Gather up every line from the entries below that uses the word "lidi".

■ Records for this exercise
- - - - - - -

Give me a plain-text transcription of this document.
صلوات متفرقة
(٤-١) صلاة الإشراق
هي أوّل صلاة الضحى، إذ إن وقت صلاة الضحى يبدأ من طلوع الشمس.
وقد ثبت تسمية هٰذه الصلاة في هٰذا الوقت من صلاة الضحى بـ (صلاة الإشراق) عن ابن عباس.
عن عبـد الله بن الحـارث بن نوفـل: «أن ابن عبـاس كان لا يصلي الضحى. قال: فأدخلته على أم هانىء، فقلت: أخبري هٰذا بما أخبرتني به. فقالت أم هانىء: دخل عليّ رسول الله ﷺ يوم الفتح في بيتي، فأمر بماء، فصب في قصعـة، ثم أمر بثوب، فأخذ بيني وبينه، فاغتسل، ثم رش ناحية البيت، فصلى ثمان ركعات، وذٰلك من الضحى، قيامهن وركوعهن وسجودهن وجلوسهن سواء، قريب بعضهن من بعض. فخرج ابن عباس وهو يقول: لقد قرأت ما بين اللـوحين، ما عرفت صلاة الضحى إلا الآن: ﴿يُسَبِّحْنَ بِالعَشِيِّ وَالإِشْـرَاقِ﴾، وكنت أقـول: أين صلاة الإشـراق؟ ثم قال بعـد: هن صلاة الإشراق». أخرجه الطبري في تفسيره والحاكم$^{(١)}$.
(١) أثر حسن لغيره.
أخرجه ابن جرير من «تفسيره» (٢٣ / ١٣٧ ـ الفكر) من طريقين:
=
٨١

- - - - - - -

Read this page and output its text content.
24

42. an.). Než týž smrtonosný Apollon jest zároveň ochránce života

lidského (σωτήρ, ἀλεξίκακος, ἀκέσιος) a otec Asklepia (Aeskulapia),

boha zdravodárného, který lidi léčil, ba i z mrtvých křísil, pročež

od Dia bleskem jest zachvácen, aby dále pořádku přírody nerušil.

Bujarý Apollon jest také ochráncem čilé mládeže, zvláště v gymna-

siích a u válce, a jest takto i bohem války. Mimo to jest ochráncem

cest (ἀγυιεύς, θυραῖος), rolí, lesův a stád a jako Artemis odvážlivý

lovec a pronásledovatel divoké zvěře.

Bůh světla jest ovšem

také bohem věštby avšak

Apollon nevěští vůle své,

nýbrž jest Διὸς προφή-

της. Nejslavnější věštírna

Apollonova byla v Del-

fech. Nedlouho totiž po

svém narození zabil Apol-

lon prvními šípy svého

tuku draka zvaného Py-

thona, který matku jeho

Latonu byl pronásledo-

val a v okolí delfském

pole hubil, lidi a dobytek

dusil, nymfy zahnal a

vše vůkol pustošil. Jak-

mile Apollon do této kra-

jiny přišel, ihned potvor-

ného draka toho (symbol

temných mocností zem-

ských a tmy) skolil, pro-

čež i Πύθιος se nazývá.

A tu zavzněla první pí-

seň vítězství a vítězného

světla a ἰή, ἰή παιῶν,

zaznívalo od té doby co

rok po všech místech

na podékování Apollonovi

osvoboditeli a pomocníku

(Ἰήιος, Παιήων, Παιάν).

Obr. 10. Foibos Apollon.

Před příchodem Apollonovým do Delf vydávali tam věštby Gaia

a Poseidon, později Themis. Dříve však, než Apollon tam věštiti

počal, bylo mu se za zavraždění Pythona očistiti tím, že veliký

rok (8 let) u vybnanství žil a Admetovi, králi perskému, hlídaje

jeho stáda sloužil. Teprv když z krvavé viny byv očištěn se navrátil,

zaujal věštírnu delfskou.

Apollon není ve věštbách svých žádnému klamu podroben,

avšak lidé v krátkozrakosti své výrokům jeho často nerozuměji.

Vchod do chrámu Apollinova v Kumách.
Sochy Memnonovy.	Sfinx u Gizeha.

- - - - - - -

■ Solution for this exercise
boha zdravodárného, který lidi léčil, ba i z mrtvých křísil, pročež
pole hubil, lidi a dobytek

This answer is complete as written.